● What the task requires: Reproduce every one of the rows below verbatim, in the same order.

● Records provided:
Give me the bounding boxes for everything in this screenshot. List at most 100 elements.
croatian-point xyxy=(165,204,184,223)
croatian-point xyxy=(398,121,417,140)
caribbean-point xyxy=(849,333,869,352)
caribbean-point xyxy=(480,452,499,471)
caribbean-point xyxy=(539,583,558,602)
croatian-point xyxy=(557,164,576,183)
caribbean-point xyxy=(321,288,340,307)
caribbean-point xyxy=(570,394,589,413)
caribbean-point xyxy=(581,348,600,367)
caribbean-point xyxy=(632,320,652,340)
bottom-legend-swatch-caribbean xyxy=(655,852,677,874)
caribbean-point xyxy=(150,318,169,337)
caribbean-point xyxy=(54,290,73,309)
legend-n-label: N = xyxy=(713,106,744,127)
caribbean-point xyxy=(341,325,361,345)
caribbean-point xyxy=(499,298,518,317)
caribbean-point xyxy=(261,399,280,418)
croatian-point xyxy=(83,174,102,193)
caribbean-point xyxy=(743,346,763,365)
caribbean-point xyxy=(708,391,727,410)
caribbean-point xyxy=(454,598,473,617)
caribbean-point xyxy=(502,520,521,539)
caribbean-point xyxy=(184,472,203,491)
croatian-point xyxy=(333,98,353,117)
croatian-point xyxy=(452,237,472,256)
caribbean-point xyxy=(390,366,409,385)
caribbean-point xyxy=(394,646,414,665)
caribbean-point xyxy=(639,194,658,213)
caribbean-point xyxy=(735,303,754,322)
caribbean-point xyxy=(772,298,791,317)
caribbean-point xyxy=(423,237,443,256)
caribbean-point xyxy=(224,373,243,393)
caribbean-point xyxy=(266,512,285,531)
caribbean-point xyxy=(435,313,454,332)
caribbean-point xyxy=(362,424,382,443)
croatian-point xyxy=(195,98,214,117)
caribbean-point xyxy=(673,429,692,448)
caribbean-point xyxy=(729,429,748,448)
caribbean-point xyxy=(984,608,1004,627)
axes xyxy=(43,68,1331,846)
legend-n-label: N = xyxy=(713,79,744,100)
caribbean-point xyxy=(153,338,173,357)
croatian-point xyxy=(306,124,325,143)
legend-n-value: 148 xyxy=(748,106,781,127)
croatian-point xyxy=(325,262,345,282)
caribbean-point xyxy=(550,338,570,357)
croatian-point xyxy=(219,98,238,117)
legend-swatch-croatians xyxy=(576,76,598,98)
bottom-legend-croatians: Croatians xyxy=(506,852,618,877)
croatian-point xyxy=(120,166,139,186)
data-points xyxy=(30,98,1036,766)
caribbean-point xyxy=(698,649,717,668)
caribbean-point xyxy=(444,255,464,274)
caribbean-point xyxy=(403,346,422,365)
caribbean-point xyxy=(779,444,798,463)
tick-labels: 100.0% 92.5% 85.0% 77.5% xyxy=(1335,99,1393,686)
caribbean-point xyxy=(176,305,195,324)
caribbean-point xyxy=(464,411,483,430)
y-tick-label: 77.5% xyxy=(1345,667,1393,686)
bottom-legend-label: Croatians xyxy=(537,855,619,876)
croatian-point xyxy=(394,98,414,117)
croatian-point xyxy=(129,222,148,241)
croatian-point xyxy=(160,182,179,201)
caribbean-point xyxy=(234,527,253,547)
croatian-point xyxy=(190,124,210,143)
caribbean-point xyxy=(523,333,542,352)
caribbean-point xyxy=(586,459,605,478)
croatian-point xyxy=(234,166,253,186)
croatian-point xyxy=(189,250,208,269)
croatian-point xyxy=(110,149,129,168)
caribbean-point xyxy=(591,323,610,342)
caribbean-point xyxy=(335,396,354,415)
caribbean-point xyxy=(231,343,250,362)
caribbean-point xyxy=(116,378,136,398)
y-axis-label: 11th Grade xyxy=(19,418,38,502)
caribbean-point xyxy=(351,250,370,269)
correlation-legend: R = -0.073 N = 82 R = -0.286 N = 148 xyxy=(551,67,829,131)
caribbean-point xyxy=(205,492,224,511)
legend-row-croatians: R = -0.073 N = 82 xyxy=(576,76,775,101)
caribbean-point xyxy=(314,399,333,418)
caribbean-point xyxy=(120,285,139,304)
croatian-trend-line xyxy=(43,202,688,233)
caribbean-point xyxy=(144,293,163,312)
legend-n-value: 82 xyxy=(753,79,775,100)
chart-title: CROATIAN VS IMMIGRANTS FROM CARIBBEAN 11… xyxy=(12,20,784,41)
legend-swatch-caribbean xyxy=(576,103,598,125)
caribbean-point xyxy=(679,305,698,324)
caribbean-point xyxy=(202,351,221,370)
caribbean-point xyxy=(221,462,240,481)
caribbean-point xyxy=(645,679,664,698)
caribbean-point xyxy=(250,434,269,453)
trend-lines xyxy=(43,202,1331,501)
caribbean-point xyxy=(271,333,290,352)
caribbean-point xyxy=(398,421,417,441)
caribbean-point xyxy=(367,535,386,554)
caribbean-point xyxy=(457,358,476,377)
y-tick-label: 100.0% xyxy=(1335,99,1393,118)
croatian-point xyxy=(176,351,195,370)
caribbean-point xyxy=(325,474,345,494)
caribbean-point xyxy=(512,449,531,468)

● Answer in full:
Give me the bounding boxes for everything in this screenshot. List at most 100 elements.
croatian-point xyxy=(165,204,184,223)
croatian-point xyxy=(398,121,417,140)
caribbean-point xyxy=(849,333,869,352)
caribbean-point xyxy=(480,452,499,471)
caribbean-point xyxy=(539,583,558,602)
croatian-point xyxy=(557,164,576,183)
caribbean-point xyxy=(321,288,340,307)
caribbean-point xyxy=(570,394,589,413)
caribbean-point xyxy=(581,348,600,367)
caribbean-point xyxy=(632,320,652,340)
bottom-legend-swatch-caribbean xyxy=(655,852,677,874)
caribbean-point xyxy=(150,318,169,337)
caribbean-point xyxy=(54,290,73,309)
legend-n-label: N = xyxy=(713,106,744,127)
caribbean-point xyxy=(341,325,361,345)
caribbean-point xyxy=(499,298,518,317)
caribbean-point xyxy=(261,399,280,418)
croatian-point xyxy=(83,174,102,193)
caribbean-point xyxy=(743,346,763,365)
caribbean-point xyxy=(708,391,727,410)
caribbean-point xyxy=(454,598,473,617)
caribbean-point xyxy=(502,520,521,539)
caribbean-point xyxy=(184,472,203,491)
croatian-point xyxy=(333,98,353,117)
croatian-point xyxy=(452,237,472,256)
caribbean-point xyxy=(390,366,409,385)
caribbean-point xyxy=(394,646,414,665)
caribbean-point xyxy=(639,194,658,213)
caribbean-point xyxy=(735,303,754,322)
caribbean-point xyxy=(772,298,791,317)
caribbean-point xyxy=(423,237,443,256)
caribbean-point xyxy=(224,373,243,393)
caribbean-point xyxy=(266,512,285,531)
caribbean-point xyxy=(435,313,454,332)
caribbean-point xyxy=(362,424,382,443)
croatian-point xyxy=(195,98,214,117)
caribbean-point xyxy=(673,429,692,448)
caribbean-point xyxy=(729,429,748,448)
caribbean-point xyxy=(984,608,1004,627)
axes xyxy=(43,68,1331,846)
legend-n-label: N = xyxy=(713,79,744,100)
caribbean-point xyxy=(153,338,173,357)
croatian-point xyxy=(306,124,325,143)
legend-n-value: 148 xyxy=(748,106,781,127)
croatian-point xyxy=(325,262,345,282)
caribbean-point xyxy=(550,338,570,357)
croatian-point xyxy=(219,98,238,117)
legend-swatch-croatians xyxy=(576,76,598,98)
bottom-legend-croatians: Croatians xyxy=(506,852,618,877)
croatian-point xyxy=(120,166,139,186)
data-points xyxy=(30,98,1036,766)
caribbean-point xyxy=(698,649,717,668)
caribbean-point xyxy=(444,255,464,274)
caribbean-point xyxy=(403,346,422,365)
caribbean-point xyxy=(779,444,798,463)
tick-labels: 100.0% 92.5% 85.0% 77.5% xyxy=(1335,99,1393,686)
caribbean-point xyxy=(176,305,195,324)
caribbean-point xyxy=(464,411,483,430)
y-tick-label: 77.5% xyxy=(1345,667,1393,686)
bottom-legend-label: Croatians xyxy=(537,855,619,876)
croatian-point xyxy=(394,98,414,117)
croatian-point xyxy=(129,222,148,241)
croatian-point xyxy=(160,182,179,201)
caribbean-point xyxy=(234,527,253,547)
croatian-point xyxy=(190,124,210,143)
caribbean-point xyxy=(523,333,542,352)
caribbean-point xyxy=(586,459,605,478)
croatian-point xyxy=(234,166,253,186)
croatian-point xyxy=(189,250,208,269)
croatian-point xyxy=(110,149,129,168)
caribbean-point xyxy=(591,323,610,342)
caribbean-point xyxy=(335,396,354,415)
caribbean-point xyxy=(231,343,250,362)
caribbean-point xyxy=(116,378,136,398)
y-axis-label: 11th Grade xyxy=(19,418,38,502)
caribbean-point xyxy=(351,250,370,269)
correlation-legend: R = -0.073 N = 82 R = -0.286 N = 148 xyxy=(551,67,829,131)
caribbean-point xyxy=(205,492,224,511)
legend-row-croatians: R = -0.073 N = 82 xyxy=(576,76,775,101)
caribbean-point xyxy=(314,399,333,418)
caribbean-point xyxy=(120,285,139,304)
croatian-trend-line xyxy=(43,202,688,233)
caribbean-point xyxy=(144,293,163,312)
legend-n-value: 82 xyxy=(753,79,775,100)
chart-title: CROATIAN VS IMMIGRANTS FROM CARIBBEAN 11… xyxy=(12,20,784,41)
legend-swatch-caribbean xyxy=(576,103,598,125)
caribbean-point xyxy=(679,305,698,324)
caribbean-point xyxy=(202,351,221,370)
caribbean-point xyxy=(221,462,240,481)
caribbean-point xyxy=(645,679,664,698)
caribbean-point xyxy=(250,434,269,453)
trend-lines xyxy=(43,202,1331,501)
caribbean-point xyxy=(271,333,290,352)
caribbean-point xyxy=(398,421,417,441)
caribbean-point xyxy=(367,535,386,554)
caribbean-point xyxy=(457,358,476,377)
y-tick-label: 100.0% xyxy=(1335,99,1393,118)
croatian-point xyxy=(176,351,195,370)
caribbean-point xyxy=(325,474,345,494)
caribbean-point xyxy=(512,449,531,468)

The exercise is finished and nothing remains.